» The request:
Quote the full listing word for word.

── Listed entries

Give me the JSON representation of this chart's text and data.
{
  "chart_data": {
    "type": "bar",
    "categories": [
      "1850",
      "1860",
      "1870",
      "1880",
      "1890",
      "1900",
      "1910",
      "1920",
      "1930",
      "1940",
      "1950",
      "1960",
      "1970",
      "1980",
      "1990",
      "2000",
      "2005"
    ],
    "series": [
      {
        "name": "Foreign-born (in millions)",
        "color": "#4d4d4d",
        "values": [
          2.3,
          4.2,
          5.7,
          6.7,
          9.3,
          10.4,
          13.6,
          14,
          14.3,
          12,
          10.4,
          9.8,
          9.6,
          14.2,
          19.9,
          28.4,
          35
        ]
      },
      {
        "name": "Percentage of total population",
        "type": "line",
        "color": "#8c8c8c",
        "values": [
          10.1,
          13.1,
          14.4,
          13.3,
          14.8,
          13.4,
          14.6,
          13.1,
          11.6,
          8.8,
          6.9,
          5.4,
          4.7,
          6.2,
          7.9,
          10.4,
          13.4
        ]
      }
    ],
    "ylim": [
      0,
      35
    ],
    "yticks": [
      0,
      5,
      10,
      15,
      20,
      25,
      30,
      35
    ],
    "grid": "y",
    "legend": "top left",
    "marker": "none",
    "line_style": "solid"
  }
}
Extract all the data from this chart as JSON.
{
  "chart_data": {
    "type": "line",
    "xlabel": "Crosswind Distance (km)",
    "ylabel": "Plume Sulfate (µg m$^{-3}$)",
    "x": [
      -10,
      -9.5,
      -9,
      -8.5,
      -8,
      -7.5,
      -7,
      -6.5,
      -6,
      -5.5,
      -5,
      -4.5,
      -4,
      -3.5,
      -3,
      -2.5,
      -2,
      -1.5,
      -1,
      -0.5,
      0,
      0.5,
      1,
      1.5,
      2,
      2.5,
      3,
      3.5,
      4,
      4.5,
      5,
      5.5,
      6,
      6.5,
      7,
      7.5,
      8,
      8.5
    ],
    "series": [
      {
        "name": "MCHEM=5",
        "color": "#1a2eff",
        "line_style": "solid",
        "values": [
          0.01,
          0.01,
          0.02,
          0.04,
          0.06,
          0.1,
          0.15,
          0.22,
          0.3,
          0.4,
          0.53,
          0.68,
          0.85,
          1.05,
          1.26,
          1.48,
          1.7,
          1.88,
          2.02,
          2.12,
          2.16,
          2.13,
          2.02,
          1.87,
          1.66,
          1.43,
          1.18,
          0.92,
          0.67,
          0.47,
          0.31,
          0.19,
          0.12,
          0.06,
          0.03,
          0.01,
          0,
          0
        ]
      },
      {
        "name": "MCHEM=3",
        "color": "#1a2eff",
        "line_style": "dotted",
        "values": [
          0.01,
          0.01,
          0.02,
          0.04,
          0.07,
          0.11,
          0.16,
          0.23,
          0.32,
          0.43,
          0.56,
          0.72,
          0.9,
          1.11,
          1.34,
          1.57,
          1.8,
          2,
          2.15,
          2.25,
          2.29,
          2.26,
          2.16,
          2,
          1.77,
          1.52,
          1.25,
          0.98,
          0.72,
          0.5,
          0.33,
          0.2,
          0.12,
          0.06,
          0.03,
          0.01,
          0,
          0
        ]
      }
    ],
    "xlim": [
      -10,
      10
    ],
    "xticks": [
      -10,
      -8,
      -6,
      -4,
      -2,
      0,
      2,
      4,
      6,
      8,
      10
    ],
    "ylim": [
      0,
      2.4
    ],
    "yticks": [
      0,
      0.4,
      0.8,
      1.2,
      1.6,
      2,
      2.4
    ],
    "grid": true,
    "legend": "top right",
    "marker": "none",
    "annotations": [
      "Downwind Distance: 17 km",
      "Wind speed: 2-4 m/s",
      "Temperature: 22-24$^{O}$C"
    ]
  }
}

────

» Task solution:
Give me the JSON representation of this chart's text and data.
{
  "chart_data": {
    "type": "bar",
    "categories": [
      "1850",
      "1860",
      "1870",
      "1880",
      "1890",
      "1900",
      "1910",
      "1920",
      "1930",
      "1940",
      "1950",
      "1960",
      "1970",
      "1980",
      "1990",
      "2000",
      "2005"
    ],
    "series": [
      {
        "name": "Foreign-born (in millions)",
        "color": "#4d4d4d",
        "values": [
          2.3,
          4.2,
          5.7,
          6.7,
          9.3,
          10.4,
          13.6,
          14,
          14.3,
          12,
          10.4,
          9.8,
          9.6,
          14.2,
          19.9,
          28.4,
          35
        ]
      },
      {
        "name": "Percentage of total population",
        "type": "line",
        "color": "#8c8c8c",
        "values": [
          10.1,
          13.1,
          14.4,
          13.3,
          14.8,
          13.4,
          14.6,
          13.1,
          11.6,
          8.8,
          6.9,
          5.4,
          4.7,
          6.2,
          7.9,
          10.4,
          13.4
        ]
      }
    ],
    "ylim": [
      0,
      35
    ],
    "yticks": [
      0,
      5,
      10,
      15,
      20,
      25,
      30,
      35
    ],
    "grid": "y",
    "legend": "top left",
    "marker": "none",
    "line_style": "solid"
  }
}
Extract all the data from this chart as JSON.
{
  "chart_data": {
    "type": "line",
    "xlabel": "Crosswind Distance (km)",
    "ylabel": "Plume Sulfate (µg m$^{-3}$)",
    "x": [
      -10,
      -9.5,
      -9,
      -8.5,
      -8,
      -7.5,
      -7,
      -6.5,
      -6,
      -5.5,
      -5,
      -4.5,
      -4,
      -3.5,
      -3,
      -2.5,
      -2,
      -1.5,
      -1,
      -0.5,
      0,
      0.5,
      1,
      1.5,
      2,
      2.5,
      3,
      3.5,
      4,
      4.5,
      5,
      5.5,
      6,
      6.5,
      7,
      7.5,
      8,
      8.5
    ],
    "series": [
      {
        "name": "MCHEM=5",
        "color": "#1a2eff",
        "line_style": "solid",
        "values": [
          0.01,
          0.01,
          0.02,
          0.04,
          0.06,
          0.1,
          0.15,
          0.22,
          0.3,
          0.4,
          0.53,
          0.68,
          0.85,
          1.05,
          1.26,
          1.48,
          1.7,
          1.88,
          2.02,
          2.12,
          2.16,
          2.13,
          2.02,
          1.87,
          1.66,
          1.43,
          1.18,
          0.92,
          0.67,
          0.47,
          0.31,
          0.19,
          0.12,
          0.06,
          0.03,
          0.01,
          0,
          0
        ]
      },
      {
        "name": "MCHEM=3",
        "color": "#1a2eff",
        "line_style": "dotted",
        "values": [
          0.01,
          0.01,
          0.02,
          0.04,
          0.07,
          0.11,
          0.16,
          0.23,
          0.32,
          0.43,
          0.56,
          0.72,
          0.9,
          1.11,
          1.34,
          1.57,
          1.8,
          2,
          2.15,
          2.25,
          2.29,
          2.26,
          2.16,
          2,
          1.77,
          1.52,
          1.25,
          0.98,
          0.72,
          0.5,
          0.33,
          0.2,
          0.12,
          0.06,
          0.03,
          0.01,
          0,
          0
        ]
      }
    ],
    "xlim": [
      -10,
      10
    ],
    "xticks": [
      -10,
      -8,
      -6,
      -4,
      -2,
      0,
      2,
      4,
      6,
      8,
      10
    ],
    "ylim": [
      0,
      2.4
    ],
    "yticks": [
      0,
      0.4,
      0.8,
      1.2,
      1.6,
      2,
      2.4
    ],
    "grid": true,
    "legend": "top right",
    "marker": "none",
    "annotations": [
      "Downwind Distance: 17 km",
      "Wind speed: 2-4 m/s",
      "Temperature: 22-24$^{O}$C"
    ]
  }
}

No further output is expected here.